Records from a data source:
^^^^^^^^^^^^^^^^

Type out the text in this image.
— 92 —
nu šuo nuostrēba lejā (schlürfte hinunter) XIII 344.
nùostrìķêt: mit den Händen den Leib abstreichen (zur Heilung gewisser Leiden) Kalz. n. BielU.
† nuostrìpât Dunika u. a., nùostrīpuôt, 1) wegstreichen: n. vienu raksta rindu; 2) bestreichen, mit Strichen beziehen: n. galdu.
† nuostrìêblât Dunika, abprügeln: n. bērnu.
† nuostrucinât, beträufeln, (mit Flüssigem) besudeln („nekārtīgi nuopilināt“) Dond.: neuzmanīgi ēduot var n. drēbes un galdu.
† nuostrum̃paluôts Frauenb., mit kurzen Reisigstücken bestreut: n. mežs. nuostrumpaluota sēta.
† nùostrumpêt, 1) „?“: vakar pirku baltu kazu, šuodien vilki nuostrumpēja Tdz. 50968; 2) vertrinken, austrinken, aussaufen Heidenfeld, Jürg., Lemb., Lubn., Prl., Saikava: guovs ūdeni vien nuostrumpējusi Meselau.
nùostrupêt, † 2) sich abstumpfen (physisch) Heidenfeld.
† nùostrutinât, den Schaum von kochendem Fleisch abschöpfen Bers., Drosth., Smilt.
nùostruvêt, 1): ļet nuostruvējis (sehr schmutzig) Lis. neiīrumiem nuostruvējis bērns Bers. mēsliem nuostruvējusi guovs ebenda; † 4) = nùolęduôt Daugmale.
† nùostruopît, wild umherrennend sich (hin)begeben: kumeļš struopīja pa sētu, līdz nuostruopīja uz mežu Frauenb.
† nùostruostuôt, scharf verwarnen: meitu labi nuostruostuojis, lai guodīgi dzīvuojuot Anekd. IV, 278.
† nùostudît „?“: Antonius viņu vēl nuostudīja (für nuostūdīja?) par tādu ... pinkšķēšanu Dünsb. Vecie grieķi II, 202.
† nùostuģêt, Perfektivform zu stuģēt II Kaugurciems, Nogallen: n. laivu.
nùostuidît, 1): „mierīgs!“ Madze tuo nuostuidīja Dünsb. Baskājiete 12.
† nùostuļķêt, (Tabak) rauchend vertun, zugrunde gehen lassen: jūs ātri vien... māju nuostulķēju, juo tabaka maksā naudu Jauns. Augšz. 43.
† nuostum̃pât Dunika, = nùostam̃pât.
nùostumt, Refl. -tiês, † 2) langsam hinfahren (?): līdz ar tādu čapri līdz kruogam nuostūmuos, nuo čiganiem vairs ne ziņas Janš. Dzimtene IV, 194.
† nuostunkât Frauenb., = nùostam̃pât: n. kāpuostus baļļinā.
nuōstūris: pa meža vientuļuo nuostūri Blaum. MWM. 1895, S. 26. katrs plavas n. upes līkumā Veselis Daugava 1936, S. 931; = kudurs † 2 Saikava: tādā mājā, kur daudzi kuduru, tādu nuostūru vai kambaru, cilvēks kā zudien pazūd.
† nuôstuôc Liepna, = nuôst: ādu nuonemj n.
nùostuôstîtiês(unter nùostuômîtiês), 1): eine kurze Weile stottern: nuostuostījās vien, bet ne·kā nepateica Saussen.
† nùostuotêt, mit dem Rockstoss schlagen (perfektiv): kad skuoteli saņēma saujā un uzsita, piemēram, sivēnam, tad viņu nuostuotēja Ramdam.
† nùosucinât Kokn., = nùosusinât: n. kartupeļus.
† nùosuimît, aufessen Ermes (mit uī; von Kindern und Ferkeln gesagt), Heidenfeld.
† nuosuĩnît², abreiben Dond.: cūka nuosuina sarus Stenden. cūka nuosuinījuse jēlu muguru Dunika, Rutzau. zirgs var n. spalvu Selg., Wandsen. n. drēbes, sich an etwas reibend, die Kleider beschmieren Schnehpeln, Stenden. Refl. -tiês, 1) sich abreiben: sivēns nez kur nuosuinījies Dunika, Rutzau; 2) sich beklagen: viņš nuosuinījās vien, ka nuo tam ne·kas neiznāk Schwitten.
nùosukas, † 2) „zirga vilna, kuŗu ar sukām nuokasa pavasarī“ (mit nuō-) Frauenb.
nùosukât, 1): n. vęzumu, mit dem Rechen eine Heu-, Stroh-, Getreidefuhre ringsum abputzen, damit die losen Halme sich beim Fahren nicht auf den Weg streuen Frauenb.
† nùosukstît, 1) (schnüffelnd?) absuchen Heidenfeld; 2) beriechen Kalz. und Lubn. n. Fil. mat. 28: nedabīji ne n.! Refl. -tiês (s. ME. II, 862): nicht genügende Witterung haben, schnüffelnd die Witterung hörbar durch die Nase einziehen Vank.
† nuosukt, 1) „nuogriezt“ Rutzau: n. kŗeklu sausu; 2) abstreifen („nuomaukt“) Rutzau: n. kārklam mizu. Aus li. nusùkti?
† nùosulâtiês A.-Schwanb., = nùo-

^^^^^^^^^^^^^^^^

Written problem —
Your task is to give the records above again, exactly.

The reply —
Type out the text in this image.
— 92 —
nu šuo nuostrēba lejā (schlürfte hinunter) XIII 344.
nùostrìķêt: mit den Händen den Leib abstreichen (zur Heilung gewisser Leiden) Kalz. n. BielU.
† nuostrìpât Dunika u. a., nùostrīpuôt, 1) wegstreichen: n. vienu raksta rindu; 2) bestreichen, mit Strichen beziehen: n. galdu.
† nuostrìêblât Dunika, abprügeln: n. bērnu.
† nuostrucinât, beträufeln, (mit Flüssigem) besudeln („nekārtīgi nuopilināt“) Dond.: neuzmanīgi ēduot var n. drēbes un galdu.
† nuostrum̃paluôts Frauenb., mit kurzen Reisigstücken bestreut: n. mežs. nuostrumpaluota sēta.
† nùostrumpêt, 1) „?“: vakar pirku baltu kazu, šuodien vilki nuostrumpēja Tdz. 50968; 2) vertrinken, austrinken, aussaufen Heidenfeld, Jürg., Lemb., Lubn., Prl., Saikava: guovs ūdeni vien nuostrumpējusi Meselau.
nùostrupêt, † 2) sich abstumpfen (physisch) Heidenfeld.
† nùostrutinât, den Schaum von kochendem Fleisch abschöpfen Bers., Drosth., Smilt.
nùostruvêt, 1): ļet nuostruvējis (sehr schmutzig) Lis. neiīrumiem nuostruvējis bērns Bers. mēsliem nuostruvējusi guovs ebenda; † 4) = nùolęduôt Daugmale.
† nùostruopît, wild umherrennend sich (hin)begeben: kumeļš struopīja pa sētu, līdz nuostruopīja uz mežu Frauenb.
† nùostruostuôt, scharf verwarnen: meitu labi nuostruostuojis, lai guodīgi dzīvuojuot Anekd. IV, 278.
† nùostudît „?“: Antonius viņu vēl nuostudīja (für nuostūdīja?) par tādu ... pinkšķēšanu Dünsb. Vecie grieķi II, 202.
† nùostuģêt, Perfektivform zu stuģēt II Kaugurciems, Nogallen: n. laivu.
nùostuidît, 1): „mierīgs!“ Madze tuo nuostuidīja Dünsb. Baskājiete 12.
† nùostuļķêt, (Tabak) rauchend vertun, zugrunde gehen lassen: jūs ātri vien... māju nuostulķēju, juo tabaka maksā naudu Jauns. Augšz. 43.
† nuostum̃pât Dunika, = nùostam̃pât.
nùostumt, Refl. -tiês, † 2) langsam hinfahren (?): līdz ar tādu čapri līdz kruogam nuostūmuos, nuo čiganiem vairs ne ziņas Janš. Dzimtene IV, 194.
† nuostunkât Frauenb., = nùostam̃pât: n. kāpuostus baļļinā.
nuōstūris: pa meža vientuļuo nuostūri Blaum. MWM. 1895, S. 26. katrs plavas n. upes līkumā Veselis Daugava 1936, S. 931; = kudurs † 2 Saikava: tādā mājā, kur daudzi kuduru, tādu nuostūru vai kambaru, cilvēks kā zudien pazūd.
† nuôstuôc Liepna, = nuôst: ādu nuonemj n.
nùostuôstîtiês(unter nùostuômîtiês), 1): eine kurze Weile stottern: nuostuostījās vien, bet ne·kā nepateica Saussen.
† nùostuotêt, mit dem Rockstoss schlagen (perfektiv): kad skuoteli saņēma saujā un uzsita, piemēram, sivēnam, tad viņu nuostuotēja Ramdam.
† nùosucinât Kokn., = nùosusinât: n. kartupeļus.
† nùosuimît, aufessen Ermes (mit uī; von Kindern und Ferkeln gesagt), Heidenfeld.
† nuosuĩnît², abreiben Dond.: cūka nuosuina sarus Stenden. cūka nuosuinījuse jēlu muguru Dunika, Rutzau. zirgs var n. spalvu Selg., Wandsen. n. drēbes, sich an etwas reibend, die Kleider beschmieren Schnehpeln, Stenden. Refl. -tiês, 1) sich abreiben: sivēns nez kur nuosuinījies Dunika, Rutzau; 2) sich beklagen: viņš nuosuinījās vien, ka nuo tam ne·kas neiznāk Schwitten.
nùosukas, † 2) „zirga vilna, kuŗu ar sukām nuokasa pavasarī“ (mit nuō-) Frauenb.
nùosukât, 1): n. vęzumu, mit dem Rechen eine Heu-, Stroh-, Getreidefuhre ringsum abputzen, damit die losen Halme sich beim Fahren nicht auf den Weg streuen Frauenb.
† nùosukstît, 1) (schnüffelnd?) absuchen Heidenfeld; 2) beriechen Kalz. und Lubn. n. Fil. mat. 28: nedabīji ne n.! Refl. -tiês (s. ME. II, 862): nicht genügende Witterung haben, schnüffelnd die Witterung hörbar durch die Nase einziehen Vank.
† nuosukt, 1) „nuogriezt“ Rutzau: n. kŗeklu sausu; 2) abstreifen („nuomaukt“) Rutzau: n. kārklam mizu. Aus li. nusùkti?
† nùosulâtiês A.-Schwanb., = nùo-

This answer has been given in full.